### WORK REQUIRED
Print verbatim the lines of the entries from the one containing "Output the text content of this document." to the last, inclusive, and no others.

'''

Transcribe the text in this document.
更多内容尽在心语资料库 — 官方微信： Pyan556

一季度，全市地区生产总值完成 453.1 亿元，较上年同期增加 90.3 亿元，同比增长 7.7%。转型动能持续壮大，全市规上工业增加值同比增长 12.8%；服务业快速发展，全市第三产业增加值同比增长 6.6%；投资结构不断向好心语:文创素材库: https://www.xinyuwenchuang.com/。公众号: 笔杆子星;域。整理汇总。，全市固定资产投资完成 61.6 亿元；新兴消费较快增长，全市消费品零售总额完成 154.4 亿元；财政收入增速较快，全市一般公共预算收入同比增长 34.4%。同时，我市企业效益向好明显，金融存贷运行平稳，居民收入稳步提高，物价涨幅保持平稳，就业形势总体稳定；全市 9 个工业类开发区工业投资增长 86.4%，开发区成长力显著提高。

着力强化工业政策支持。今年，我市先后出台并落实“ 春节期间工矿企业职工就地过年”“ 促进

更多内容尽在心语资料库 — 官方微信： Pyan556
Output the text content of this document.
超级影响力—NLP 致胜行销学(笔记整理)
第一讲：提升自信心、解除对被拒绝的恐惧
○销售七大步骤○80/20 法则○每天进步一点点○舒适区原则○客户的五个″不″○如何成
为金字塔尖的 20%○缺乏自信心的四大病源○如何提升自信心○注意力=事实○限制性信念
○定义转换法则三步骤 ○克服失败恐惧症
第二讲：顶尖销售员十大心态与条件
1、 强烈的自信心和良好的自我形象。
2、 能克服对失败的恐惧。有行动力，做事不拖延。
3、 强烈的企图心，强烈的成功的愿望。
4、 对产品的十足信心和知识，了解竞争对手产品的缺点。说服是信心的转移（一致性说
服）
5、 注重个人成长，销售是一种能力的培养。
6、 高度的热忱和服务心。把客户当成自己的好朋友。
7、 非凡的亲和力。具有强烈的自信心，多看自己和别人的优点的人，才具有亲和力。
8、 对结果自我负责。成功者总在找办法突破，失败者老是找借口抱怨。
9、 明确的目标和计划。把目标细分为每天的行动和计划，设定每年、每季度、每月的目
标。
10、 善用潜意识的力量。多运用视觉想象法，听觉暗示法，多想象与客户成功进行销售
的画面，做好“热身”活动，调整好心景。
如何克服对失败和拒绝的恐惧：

'''

### RESULT
Output the text content of this document.
超级影响力—NLP 致胜行销学(笔记整理)
第一讲：提升自信心、解除对被拒绝的恐惧
○销售七大步骤○80/20 法则○每天进步一点点○舒适区原则○客户的五个″不″○如何成
为金字塔尖的 20%○缺乏自信心的四大病源○如何提升自信心○注意力=事实○限制性信念
○定义转换法则三步骤 ○克服失败恐惧症
第二讲：顶尖销售员十大心态与条件
1、 强烈的自信心和良好的自我形象。
2、 能克服对失败的恐惧。有行动力，做事不拖延。
3、 强烈的企图心，强烈的成功的愿望。
4、 对产品的十足信心和知识，了解竞争对手产品的缺点。说服是信心的转移（一致性说
服）
5、 注重个人成长，销售是一种能力的培养。
6、 高度的热忱和服务心。把客户当成自己的好朋友。
7、 非凡的亲和力。具有强烈的自信心，多看自己和别人的优点的人，才具有亲和力。
8、 对结果自我负责。成功者总在找办法突破，失败者老是找借口抱怨。
9、 明确的目标和计划。把目标细分为每天的行动和计划，设定每年、每季度、每月的目
标。
10、 善用潜意识的力量。多运用视觉想象法，听觉暗示法，多想象与客户成功进行销售
的画面，做好“热身”活动，调整好心景。
如何克服对失败和拒绝的恐惧：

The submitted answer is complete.